(Stored entries)
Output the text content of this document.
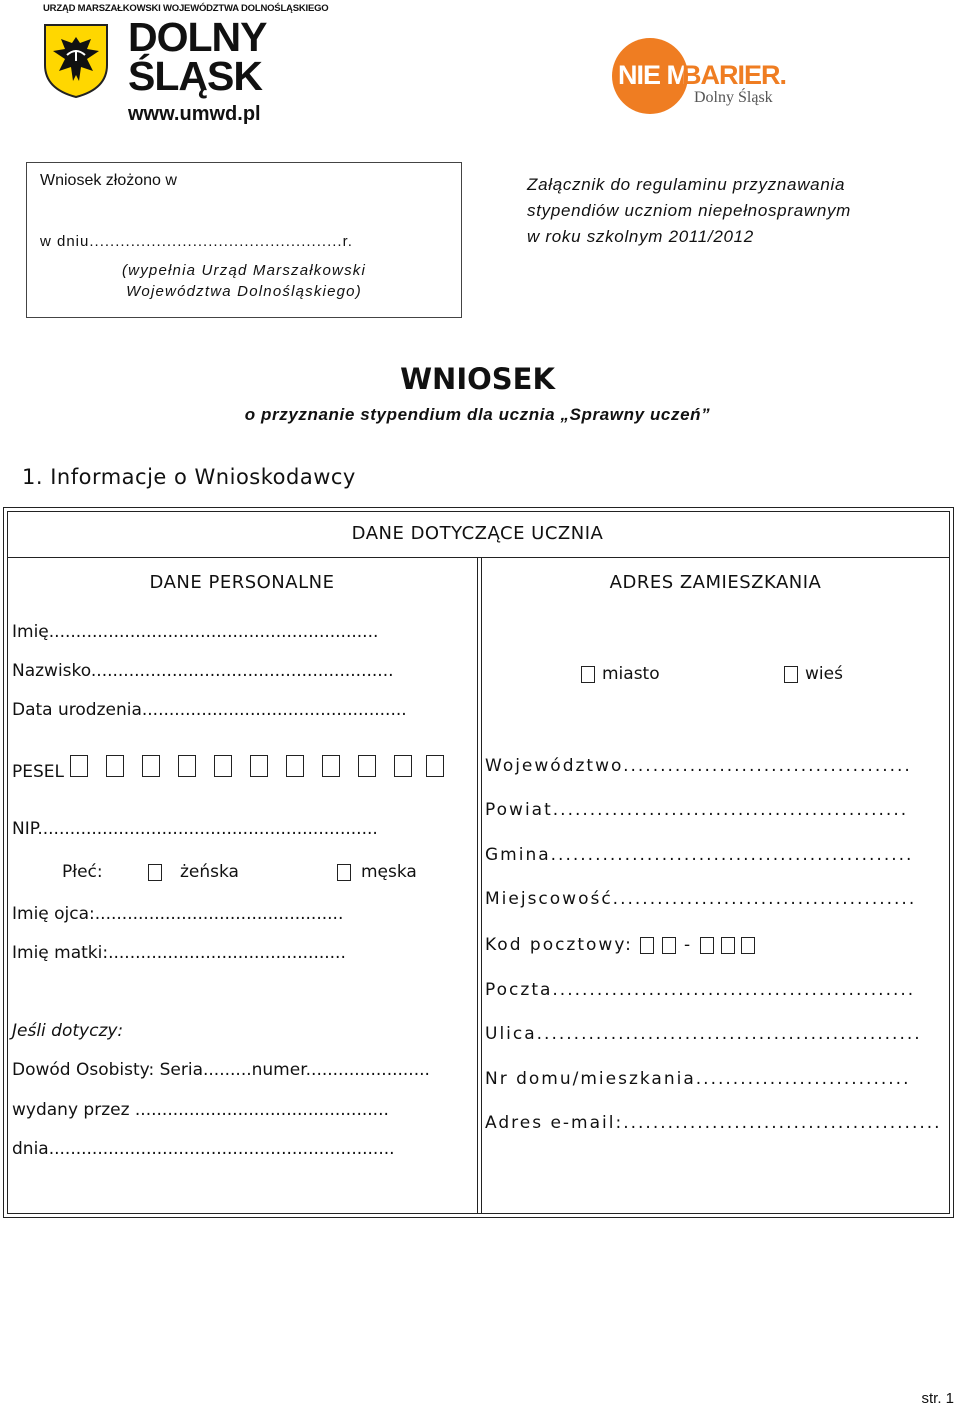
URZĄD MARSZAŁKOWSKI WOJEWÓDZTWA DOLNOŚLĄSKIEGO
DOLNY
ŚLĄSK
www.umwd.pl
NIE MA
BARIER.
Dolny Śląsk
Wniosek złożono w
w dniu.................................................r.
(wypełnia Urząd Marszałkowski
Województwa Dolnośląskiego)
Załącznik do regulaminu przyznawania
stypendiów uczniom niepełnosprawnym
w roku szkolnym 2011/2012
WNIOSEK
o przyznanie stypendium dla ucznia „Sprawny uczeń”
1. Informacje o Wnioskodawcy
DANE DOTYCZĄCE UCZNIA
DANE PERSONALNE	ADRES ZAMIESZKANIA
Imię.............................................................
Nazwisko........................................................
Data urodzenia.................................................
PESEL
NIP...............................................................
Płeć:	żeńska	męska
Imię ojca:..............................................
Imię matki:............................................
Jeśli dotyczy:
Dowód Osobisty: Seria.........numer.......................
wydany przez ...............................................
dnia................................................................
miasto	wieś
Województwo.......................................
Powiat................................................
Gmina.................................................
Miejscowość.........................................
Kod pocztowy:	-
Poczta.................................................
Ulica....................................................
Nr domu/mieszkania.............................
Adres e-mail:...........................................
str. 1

**Written request**:
Output all of the data exactly as it stands, minus any images.

**Output**:
Output the text content of this document.
URZĄD MARSZAŁKOWSKI WOJEWÓDZTWA DOLNOŚLĄSKIEGO
DOLNY
ŚLĄSK
www.umwd.pl
NIE MA
BARIER.
Dolny Śląsk
Wniosek złożono w
w dniu.................................................r.
(wypełnia Urząd Marszałkowski
Województwa Dolnośląskiego)
Załącznik do regulaminu przyznawania
stypendiów uczniom niepełnosprawnym
w roku szkolnym 2011/2012
WNIOSEK
o przyznanie stypendium dla ucznia „Sprawny uczeń”
1. Informacje o Wnioskodawcy
DANE DOTYCZĄCE UCZNIA
DANE PERSONALNE	ADRES ZAMIESZKANIA
Imię.............................................................
Nazwisko........................................................
Data urodzenia.................................................
PESEL
NIP...............................................................
Płeć:	żeńska	męska
Imię ojca:..............................................
Imię matki:............................................
Jeśli dotyczy:
Dowód Osobisty: Seria.........numer.......................
wydany przez ...............................................
dnia................................................................
miasto	wieś
Województwo.......................................
Powiat................................................
Gmina.................................................
Miejscowość.........................................
Kod pocztowy:	-
Poczta.................................................
Ulica....................................................
Nr domu/mieszkania.............................
Adres e-mail:...........................................
str. 1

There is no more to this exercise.